INFORMATION GIVEN:

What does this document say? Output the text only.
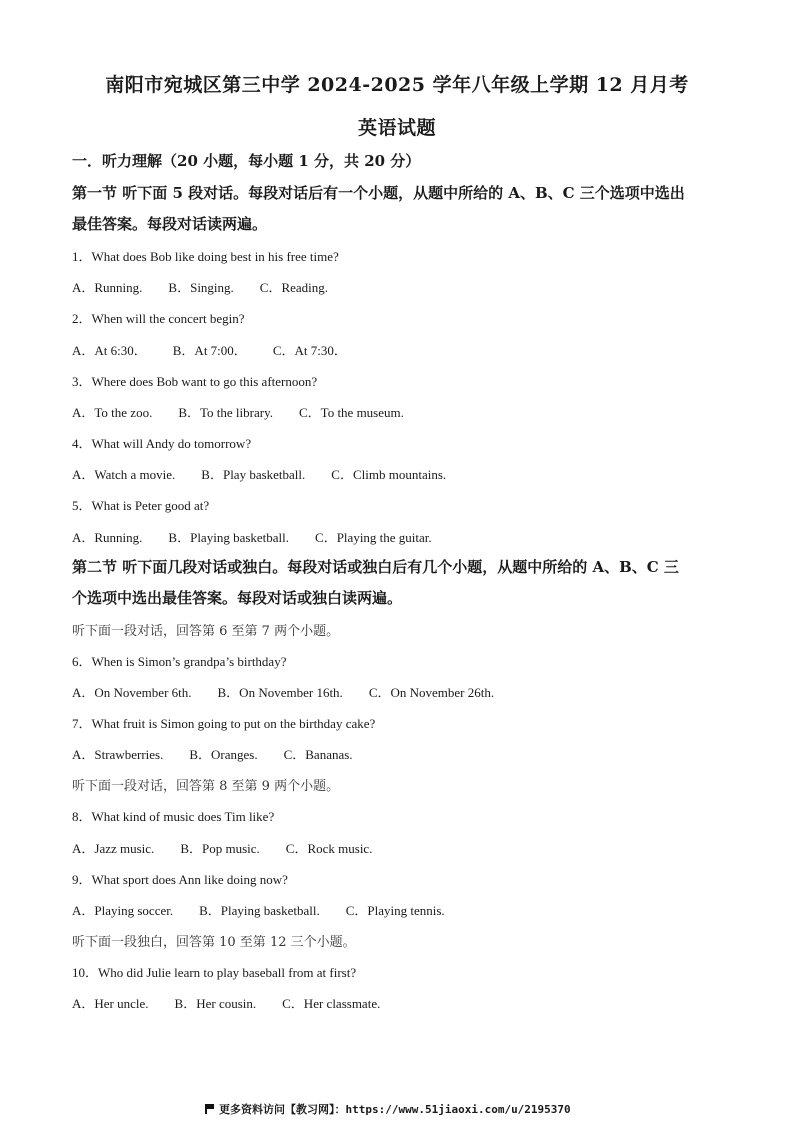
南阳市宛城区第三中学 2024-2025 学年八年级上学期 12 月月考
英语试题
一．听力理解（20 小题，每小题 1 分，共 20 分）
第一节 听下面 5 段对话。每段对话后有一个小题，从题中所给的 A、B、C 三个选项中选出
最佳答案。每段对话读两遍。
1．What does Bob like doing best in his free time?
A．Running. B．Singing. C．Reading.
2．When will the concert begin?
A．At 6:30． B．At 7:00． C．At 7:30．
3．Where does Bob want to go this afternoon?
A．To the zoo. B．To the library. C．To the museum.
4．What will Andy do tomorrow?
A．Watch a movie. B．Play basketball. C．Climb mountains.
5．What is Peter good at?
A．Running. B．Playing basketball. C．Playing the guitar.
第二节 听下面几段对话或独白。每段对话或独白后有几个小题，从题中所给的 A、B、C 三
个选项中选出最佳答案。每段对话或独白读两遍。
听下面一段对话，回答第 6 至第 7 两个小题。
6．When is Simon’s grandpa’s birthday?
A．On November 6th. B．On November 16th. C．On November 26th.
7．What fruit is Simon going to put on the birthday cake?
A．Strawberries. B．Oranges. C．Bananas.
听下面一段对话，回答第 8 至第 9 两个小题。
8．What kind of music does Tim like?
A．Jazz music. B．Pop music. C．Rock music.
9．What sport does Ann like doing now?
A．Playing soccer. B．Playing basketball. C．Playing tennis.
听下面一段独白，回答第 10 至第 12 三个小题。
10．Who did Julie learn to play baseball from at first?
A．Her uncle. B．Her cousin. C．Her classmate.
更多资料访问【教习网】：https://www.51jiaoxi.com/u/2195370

* * *

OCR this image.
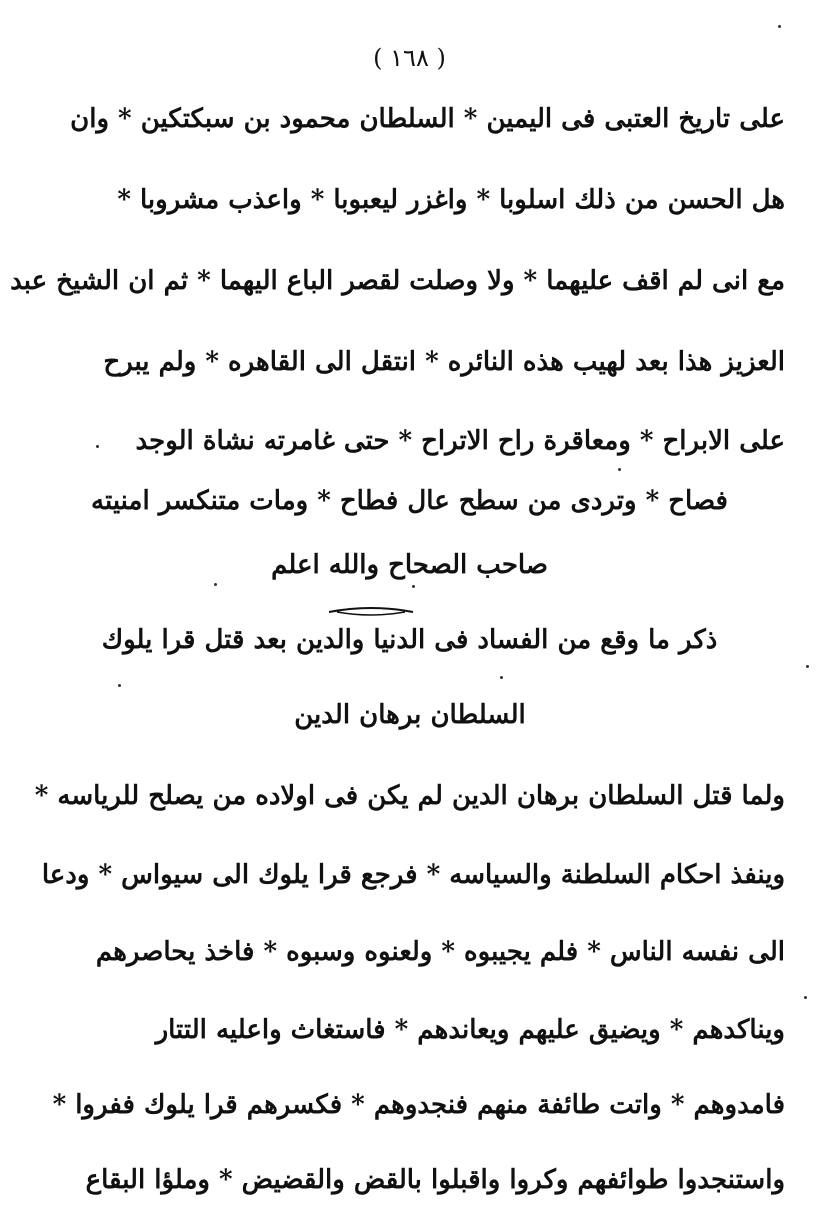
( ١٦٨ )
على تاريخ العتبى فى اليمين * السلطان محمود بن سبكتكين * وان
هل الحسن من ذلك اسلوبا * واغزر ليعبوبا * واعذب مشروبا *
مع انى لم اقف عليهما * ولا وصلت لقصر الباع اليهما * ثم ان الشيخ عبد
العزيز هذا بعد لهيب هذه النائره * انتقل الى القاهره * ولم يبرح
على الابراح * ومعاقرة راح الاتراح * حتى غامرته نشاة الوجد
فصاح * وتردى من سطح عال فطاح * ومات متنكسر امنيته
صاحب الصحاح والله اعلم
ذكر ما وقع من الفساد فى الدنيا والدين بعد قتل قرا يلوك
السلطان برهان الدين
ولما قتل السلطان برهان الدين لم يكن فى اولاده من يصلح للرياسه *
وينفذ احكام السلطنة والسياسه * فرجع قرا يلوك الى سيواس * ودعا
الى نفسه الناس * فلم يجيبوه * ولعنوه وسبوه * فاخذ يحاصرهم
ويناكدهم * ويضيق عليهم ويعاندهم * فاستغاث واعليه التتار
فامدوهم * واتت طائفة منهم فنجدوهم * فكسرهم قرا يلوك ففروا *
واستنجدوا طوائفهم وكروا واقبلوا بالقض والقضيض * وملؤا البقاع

==

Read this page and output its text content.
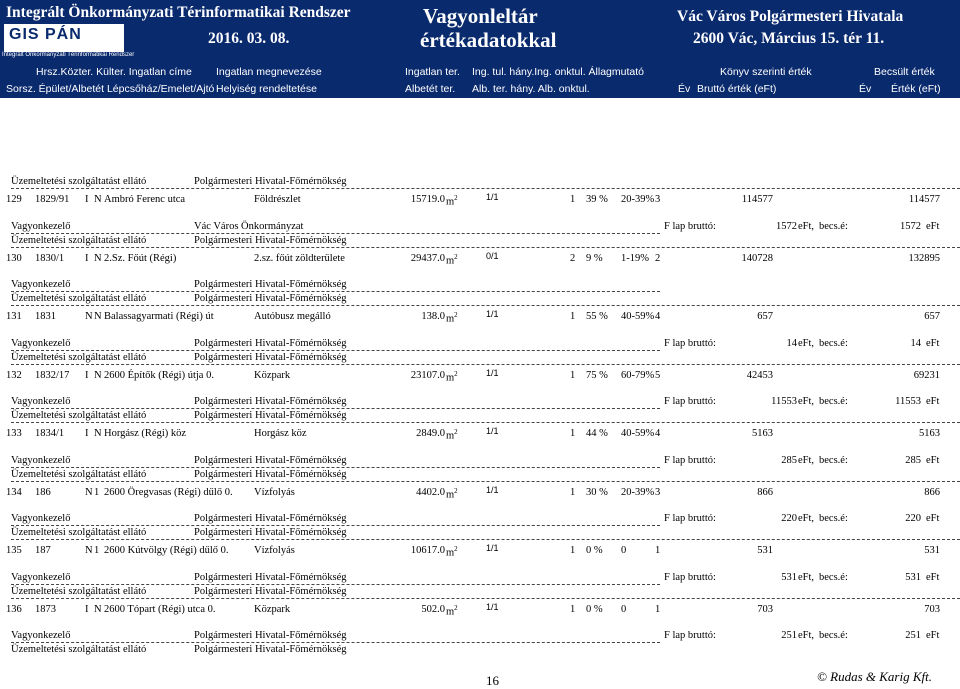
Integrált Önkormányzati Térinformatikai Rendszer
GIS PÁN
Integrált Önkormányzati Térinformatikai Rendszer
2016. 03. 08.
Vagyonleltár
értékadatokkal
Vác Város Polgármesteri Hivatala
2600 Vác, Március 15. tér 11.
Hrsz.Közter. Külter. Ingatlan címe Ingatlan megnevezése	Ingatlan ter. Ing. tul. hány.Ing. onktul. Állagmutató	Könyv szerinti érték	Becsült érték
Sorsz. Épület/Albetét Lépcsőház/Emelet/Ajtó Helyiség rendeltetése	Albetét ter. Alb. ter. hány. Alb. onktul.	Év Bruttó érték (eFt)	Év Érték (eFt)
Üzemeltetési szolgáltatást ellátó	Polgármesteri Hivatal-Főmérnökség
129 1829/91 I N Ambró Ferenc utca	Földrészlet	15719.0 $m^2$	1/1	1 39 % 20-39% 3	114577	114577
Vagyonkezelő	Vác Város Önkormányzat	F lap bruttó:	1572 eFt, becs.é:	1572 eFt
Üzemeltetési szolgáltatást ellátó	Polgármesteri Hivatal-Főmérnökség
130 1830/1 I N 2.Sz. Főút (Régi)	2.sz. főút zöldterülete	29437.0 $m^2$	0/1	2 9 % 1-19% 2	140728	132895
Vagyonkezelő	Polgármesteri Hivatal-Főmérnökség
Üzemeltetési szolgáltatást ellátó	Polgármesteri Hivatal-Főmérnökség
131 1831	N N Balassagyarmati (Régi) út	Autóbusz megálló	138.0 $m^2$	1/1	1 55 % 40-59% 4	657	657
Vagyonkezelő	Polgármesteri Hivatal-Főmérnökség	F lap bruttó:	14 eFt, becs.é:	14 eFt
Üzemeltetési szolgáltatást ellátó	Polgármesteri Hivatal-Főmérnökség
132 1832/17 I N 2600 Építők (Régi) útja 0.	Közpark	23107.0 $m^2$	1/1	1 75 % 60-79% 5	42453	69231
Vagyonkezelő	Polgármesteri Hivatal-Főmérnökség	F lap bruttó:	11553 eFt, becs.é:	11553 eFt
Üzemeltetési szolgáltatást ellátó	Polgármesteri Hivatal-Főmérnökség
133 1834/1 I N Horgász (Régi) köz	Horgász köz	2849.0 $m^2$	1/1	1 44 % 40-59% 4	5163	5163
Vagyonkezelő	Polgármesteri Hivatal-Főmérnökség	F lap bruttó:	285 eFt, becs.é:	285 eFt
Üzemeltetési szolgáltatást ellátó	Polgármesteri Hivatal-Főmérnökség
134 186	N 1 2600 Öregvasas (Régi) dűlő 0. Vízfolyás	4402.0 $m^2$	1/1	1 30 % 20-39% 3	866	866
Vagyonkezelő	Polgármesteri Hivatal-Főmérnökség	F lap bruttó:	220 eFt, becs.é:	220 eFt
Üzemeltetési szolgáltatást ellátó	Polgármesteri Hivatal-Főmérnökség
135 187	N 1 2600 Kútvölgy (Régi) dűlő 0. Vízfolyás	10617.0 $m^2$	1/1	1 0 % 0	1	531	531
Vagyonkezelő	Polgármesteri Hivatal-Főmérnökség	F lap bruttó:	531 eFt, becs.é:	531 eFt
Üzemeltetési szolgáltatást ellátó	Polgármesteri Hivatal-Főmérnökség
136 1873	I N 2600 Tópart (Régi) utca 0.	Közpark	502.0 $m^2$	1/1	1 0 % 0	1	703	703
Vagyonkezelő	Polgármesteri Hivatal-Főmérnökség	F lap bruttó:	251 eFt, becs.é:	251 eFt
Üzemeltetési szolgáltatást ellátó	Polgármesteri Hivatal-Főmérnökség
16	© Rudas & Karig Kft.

WORK REQUIRED: Filter the data, keeping only the lines that contain "两个小题".

RESPONSE TO THE TASK:
听下面一段对话，回答第 6 至第 7 两个小题。
听下面一段对话，回答第 8 至第 9 两个小题。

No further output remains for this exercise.